(Dataset entries)

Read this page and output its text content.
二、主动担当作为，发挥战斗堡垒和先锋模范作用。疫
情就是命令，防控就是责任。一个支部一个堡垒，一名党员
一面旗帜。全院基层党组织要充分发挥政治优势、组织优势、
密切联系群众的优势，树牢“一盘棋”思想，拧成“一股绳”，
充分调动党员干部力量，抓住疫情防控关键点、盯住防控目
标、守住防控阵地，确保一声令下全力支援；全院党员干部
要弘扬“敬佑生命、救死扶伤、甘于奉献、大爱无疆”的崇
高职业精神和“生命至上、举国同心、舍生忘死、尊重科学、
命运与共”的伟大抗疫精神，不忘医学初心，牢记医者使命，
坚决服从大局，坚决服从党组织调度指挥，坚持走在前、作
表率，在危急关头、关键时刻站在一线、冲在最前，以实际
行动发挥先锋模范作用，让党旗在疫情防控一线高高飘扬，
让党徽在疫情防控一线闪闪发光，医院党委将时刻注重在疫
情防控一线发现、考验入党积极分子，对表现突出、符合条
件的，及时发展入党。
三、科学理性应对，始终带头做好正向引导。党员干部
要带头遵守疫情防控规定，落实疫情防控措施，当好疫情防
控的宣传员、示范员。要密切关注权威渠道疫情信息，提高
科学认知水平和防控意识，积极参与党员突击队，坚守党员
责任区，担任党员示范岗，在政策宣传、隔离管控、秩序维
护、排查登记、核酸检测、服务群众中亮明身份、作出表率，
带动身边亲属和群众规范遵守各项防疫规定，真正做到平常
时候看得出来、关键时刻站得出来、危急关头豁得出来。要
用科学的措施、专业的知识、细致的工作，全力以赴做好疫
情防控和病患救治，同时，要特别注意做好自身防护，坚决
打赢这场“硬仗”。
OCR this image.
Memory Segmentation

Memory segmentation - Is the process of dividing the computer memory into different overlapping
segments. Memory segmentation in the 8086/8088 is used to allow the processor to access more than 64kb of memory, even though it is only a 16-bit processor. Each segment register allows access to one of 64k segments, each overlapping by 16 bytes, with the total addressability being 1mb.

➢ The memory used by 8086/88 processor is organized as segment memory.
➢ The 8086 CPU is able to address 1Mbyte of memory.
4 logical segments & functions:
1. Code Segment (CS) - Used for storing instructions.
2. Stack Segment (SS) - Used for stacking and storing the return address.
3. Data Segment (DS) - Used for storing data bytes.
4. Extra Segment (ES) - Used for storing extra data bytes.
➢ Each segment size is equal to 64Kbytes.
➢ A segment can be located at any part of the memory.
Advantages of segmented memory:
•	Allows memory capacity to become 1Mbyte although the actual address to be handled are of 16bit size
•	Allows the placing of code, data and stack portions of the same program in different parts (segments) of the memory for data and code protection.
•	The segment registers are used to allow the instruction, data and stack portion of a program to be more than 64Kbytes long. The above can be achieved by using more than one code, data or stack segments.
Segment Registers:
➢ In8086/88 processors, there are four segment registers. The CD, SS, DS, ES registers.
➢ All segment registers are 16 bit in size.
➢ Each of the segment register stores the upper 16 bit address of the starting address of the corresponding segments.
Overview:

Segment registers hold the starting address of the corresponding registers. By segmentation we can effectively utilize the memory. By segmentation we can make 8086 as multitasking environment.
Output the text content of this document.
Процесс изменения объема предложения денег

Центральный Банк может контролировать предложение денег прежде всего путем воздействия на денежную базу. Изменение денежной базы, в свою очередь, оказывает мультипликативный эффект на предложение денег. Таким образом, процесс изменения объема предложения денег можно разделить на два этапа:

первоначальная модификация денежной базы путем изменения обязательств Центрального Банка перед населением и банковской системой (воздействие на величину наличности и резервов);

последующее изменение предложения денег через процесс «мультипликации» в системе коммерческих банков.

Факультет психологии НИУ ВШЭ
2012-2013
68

==

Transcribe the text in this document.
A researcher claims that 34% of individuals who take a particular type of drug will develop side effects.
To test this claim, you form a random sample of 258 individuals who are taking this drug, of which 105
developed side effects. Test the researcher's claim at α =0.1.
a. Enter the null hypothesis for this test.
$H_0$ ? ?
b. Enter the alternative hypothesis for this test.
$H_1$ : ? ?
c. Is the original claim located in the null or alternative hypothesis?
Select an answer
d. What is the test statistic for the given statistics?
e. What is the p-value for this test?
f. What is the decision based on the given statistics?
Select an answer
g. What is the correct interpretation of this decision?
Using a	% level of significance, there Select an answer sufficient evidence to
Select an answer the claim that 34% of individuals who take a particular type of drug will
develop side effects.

▶ [WHAT YOU SHOULD DO]:
Report the number of lines of the listing above that hold the string "there", with no other text.

▶ [FULL SOLUTION]:
2